▶ WHAT THE TASK REQUIRES: Lift out each line of the data that holds "ghost".
========
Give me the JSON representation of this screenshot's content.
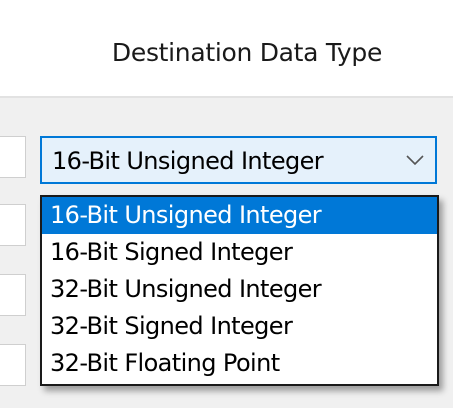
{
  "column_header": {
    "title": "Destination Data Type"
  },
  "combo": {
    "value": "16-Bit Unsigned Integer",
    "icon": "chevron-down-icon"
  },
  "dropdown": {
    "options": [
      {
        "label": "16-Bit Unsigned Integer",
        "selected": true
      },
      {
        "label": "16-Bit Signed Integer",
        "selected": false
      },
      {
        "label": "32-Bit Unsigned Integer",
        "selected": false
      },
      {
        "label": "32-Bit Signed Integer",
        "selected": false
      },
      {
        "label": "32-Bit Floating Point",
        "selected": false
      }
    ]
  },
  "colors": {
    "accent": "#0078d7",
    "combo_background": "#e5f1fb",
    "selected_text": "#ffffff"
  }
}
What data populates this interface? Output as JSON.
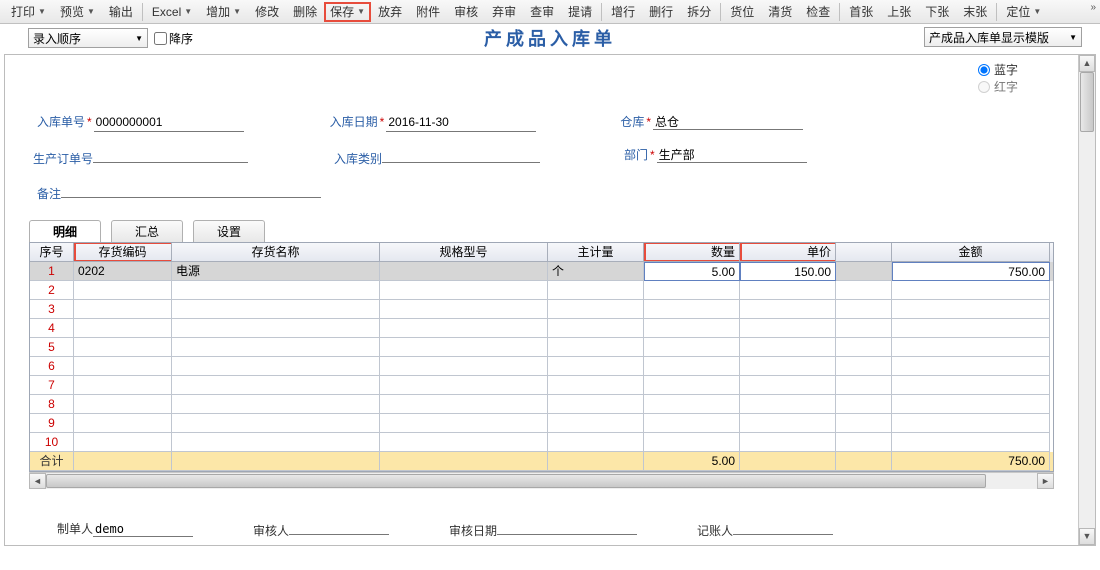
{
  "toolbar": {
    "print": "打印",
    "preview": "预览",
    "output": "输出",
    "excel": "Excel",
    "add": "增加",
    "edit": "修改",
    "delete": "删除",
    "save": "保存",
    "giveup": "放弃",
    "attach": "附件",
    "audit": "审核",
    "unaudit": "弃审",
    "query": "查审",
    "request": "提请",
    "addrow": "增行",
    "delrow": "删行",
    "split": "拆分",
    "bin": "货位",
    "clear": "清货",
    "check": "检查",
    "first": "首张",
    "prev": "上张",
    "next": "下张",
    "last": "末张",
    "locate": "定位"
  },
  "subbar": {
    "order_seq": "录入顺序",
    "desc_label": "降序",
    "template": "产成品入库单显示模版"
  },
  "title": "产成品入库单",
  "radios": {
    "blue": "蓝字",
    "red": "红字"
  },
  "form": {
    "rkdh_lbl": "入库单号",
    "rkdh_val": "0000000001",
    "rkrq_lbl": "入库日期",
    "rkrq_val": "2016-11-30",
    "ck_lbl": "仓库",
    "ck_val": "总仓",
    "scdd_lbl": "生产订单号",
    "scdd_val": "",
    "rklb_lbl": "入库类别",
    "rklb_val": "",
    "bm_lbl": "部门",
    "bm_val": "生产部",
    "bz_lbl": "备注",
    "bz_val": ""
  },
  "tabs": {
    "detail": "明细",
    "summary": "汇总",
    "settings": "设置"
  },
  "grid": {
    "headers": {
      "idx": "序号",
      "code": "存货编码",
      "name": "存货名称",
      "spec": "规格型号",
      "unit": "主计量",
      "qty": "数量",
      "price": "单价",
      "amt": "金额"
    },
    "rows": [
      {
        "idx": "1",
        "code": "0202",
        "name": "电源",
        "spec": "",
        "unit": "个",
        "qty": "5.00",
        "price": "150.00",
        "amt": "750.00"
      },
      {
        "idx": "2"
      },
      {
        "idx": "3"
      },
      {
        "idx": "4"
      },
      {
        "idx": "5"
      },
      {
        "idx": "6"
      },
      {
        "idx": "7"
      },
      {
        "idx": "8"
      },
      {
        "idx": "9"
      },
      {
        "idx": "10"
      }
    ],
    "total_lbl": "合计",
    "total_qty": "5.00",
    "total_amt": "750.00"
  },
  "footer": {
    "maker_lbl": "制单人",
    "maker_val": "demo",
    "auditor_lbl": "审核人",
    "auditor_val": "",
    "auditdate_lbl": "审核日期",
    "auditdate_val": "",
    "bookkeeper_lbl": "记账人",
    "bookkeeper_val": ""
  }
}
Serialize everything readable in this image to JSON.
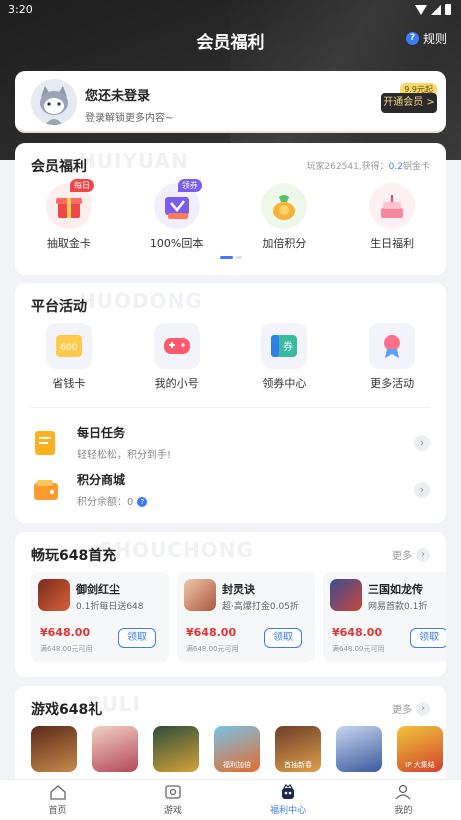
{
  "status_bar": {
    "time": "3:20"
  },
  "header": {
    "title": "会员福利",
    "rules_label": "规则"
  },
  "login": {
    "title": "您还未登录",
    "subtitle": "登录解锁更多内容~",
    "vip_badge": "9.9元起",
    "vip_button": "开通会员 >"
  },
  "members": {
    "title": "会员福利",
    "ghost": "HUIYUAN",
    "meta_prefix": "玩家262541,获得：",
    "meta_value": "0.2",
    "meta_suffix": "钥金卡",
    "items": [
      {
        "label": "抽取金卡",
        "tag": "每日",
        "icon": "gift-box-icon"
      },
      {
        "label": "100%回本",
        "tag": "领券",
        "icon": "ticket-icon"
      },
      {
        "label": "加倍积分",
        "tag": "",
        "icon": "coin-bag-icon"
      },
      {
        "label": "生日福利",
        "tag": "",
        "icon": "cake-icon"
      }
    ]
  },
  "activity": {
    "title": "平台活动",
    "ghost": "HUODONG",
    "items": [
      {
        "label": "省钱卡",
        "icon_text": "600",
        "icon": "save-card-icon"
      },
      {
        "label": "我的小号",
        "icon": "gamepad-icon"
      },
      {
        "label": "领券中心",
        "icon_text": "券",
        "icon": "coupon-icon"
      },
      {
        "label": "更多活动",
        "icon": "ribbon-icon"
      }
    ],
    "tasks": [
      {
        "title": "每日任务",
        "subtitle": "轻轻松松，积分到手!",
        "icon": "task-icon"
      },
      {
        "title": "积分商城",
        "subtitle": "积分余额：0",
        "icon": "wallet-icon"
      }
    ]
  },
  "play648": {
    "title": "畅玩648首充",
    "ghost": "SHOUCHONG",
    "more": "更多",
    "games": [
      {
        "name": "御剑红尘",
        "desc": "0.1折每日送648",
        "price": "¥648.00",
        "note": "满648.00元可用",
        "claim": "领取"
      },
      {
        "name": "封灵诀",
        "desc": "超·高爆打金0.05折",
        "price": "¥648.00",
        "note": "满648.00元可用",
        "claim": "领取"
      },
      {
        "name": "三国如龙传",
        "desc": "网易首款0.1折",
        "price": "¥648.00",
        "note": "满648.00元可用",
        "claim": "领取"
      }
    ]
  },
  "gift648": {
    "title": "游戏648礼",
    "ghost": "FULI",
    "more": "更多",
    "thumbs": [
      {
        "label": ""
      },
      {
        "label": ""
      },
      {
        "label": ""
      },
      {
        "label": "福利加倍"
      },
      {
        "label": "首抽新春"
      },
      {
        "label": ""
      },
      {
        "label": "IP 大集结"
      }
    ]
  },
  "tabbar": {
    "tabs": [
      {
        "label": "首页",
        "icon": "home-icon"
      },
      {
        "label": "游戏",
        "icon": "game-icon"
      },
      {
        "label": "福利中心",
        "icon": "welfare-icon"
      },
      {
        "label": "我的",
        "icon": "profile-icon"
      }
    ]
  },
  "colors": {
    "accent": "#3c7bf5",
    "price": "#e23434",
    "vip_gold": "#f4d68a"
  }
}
========
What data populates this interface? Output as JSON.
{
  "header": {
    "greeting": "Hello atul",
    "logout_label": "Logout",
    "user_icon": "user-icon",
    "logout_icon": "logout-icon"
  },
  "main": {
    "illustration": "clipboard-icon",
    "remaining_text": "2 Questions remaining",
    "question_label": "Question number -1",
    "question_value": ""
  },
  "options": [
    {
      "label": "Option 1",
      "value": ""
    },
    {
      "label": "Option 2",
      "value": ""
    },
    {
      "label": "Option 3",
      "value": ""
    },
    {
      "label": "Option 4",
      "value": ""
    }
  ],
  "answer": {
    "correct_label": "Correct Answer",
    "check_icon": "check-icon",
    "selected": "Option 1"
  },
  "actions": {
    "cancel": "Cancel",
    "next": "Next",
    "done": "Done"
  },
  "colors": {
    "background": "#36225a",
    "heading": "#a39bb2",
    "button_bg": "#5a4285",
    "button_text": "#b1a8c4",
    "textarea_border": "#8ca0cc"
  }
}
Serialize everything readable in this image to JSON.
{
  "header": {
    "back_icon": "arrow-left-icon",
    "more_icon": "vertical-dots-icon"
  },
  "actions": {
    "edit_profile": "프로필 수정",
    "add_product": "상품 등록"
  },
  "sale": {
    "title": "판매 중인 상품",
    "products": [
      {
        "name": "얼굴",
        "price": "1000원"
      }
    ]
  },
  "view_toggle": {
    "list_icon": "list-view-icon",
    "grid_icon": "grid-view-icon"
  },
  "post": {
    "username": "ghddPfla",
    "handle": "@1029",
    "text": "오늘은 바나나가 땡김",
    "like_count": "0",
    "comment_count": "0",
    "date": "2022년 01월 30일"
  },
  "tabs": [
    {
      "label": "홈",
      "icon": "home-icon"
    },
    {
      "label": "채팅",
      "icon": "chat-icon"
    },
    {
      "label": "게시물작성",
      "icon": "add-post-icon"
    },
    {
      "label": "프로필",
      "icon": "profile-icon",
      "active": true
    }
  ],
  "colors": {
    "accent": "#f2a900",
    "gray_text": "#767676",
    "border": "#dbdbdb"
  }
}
========
▶ EXPECTED ANSWER:
    "ghost": "HUIYUAN",
    "ghost": "HUODONG",
    "ghost": "SHOUCHONG",
    "ghost": "FULI",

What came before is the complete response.